[Raw records]
========================================================================

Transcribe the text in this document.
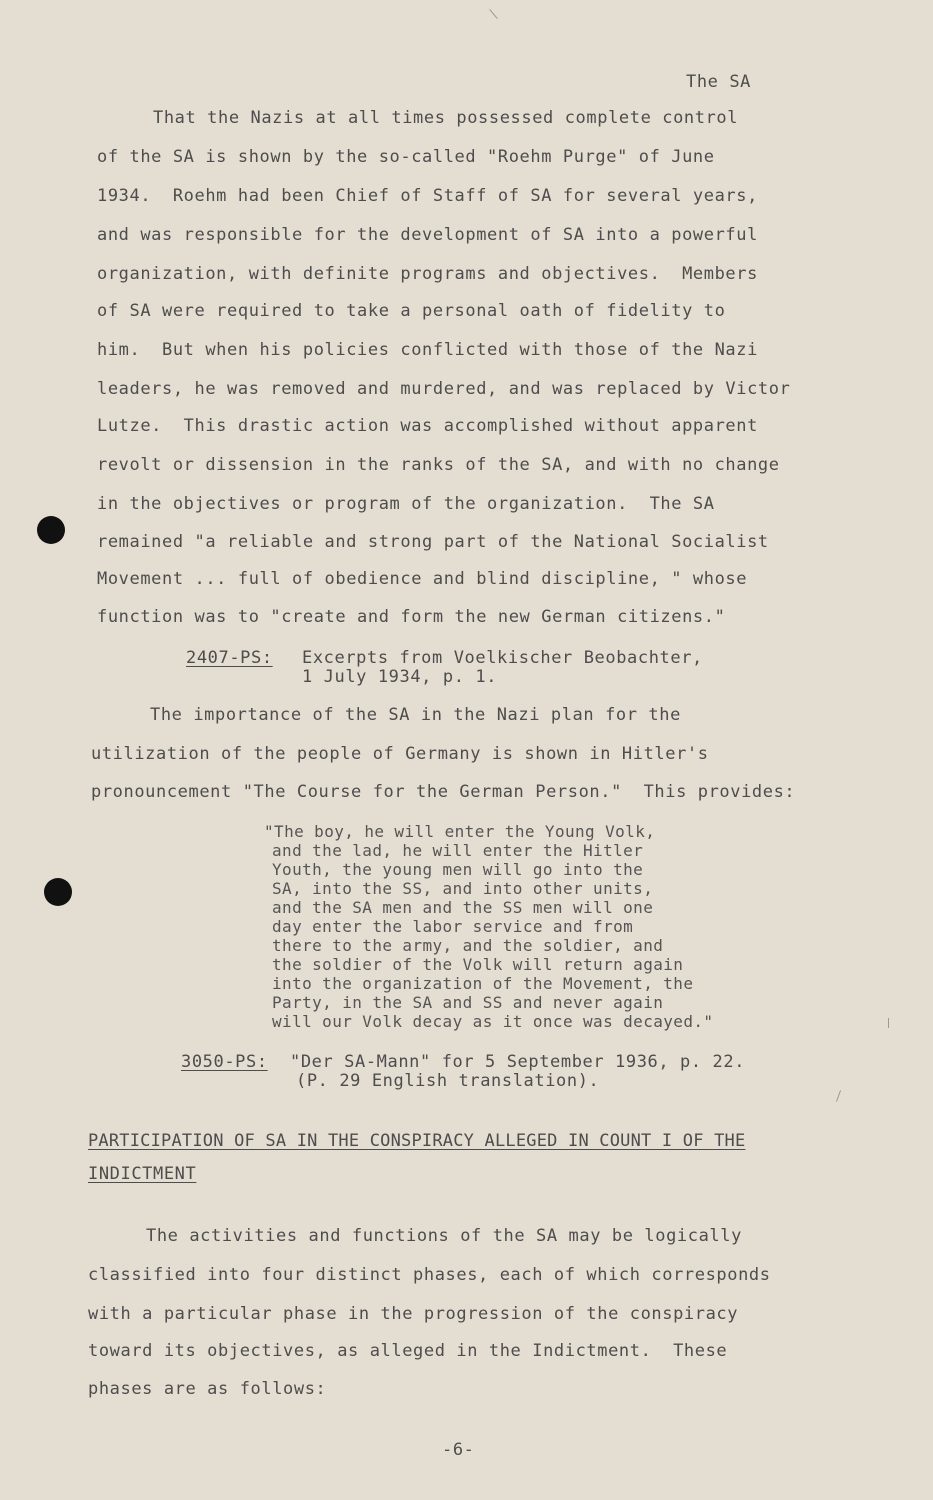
The SA
That the Nazis at all times possessed complete control
of the SA is shown by the so-called "Roehm Purge" of June
1934.  Roehm had been Chief of Staff of SA for several years,
and was responsible for the development of SA into a powerful
organization, with definite programs and objectives.  Members
of SA were required to take a personal oath of fidelity to
him.  But when his policies conflicted with those of the Nazi
leaders, he was removed and murdered, and was replaced by Victor
Lutze.  This drastic action was accomplished without apparent
revolt or dissension in the ranks of the SA, and with no change
in the objectives or program of the organization.  The SA
remained "a reliable and strong part of the National Socialist
Movement ... full of obedience and blind discipline, " whose
function was to "create and form the new German citizens."
2407-PS: Excerpts from Voelkischer Beobachter,
1 July 1934, p. 1.
The importance of the SA in the Nazi plan for the
utilization of the people of Germany is shown in Hitler's
pronouncement "The Course for the German Person."  This provides:
"The boy, he will enter the Young Volk,
and the lad, he will enter the Hitler
Youth, the young men will go into the
SA, into the SS, and into other units,
and the SA men and the SS men will one
day enter the labor service and from
there to the army, and the soldier, and
the soldier of the Volk will return again
into the organization of the Movement, the
Party, in the SA and SS and never again
will our Volk decay as it once was decayed."
3050-PS: "Der SA-Mann" for 5 September 1936, p. 22.
(P. 29 English translation).
PARTICIPATION OF SA IN THE CONSPIRACY ALLEGED IN COUNT I OF THE
INDICTMENT
The activities and functions of the SA may be logically
classified into four distinct phases, each of which corresponds
with a particular phase in the progression of the conspiracy
toward its objectives, as alleged in the Indictment.  These
phases are as follows:
-6-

========================================================================

WHAT YOU HAVE TO DO:
Search the lines for "Hitler". Copy each line that has it.

RESPONSE:
utilization of the people of Germany is shown in Hitler's
and the lad, he will enter the Hitler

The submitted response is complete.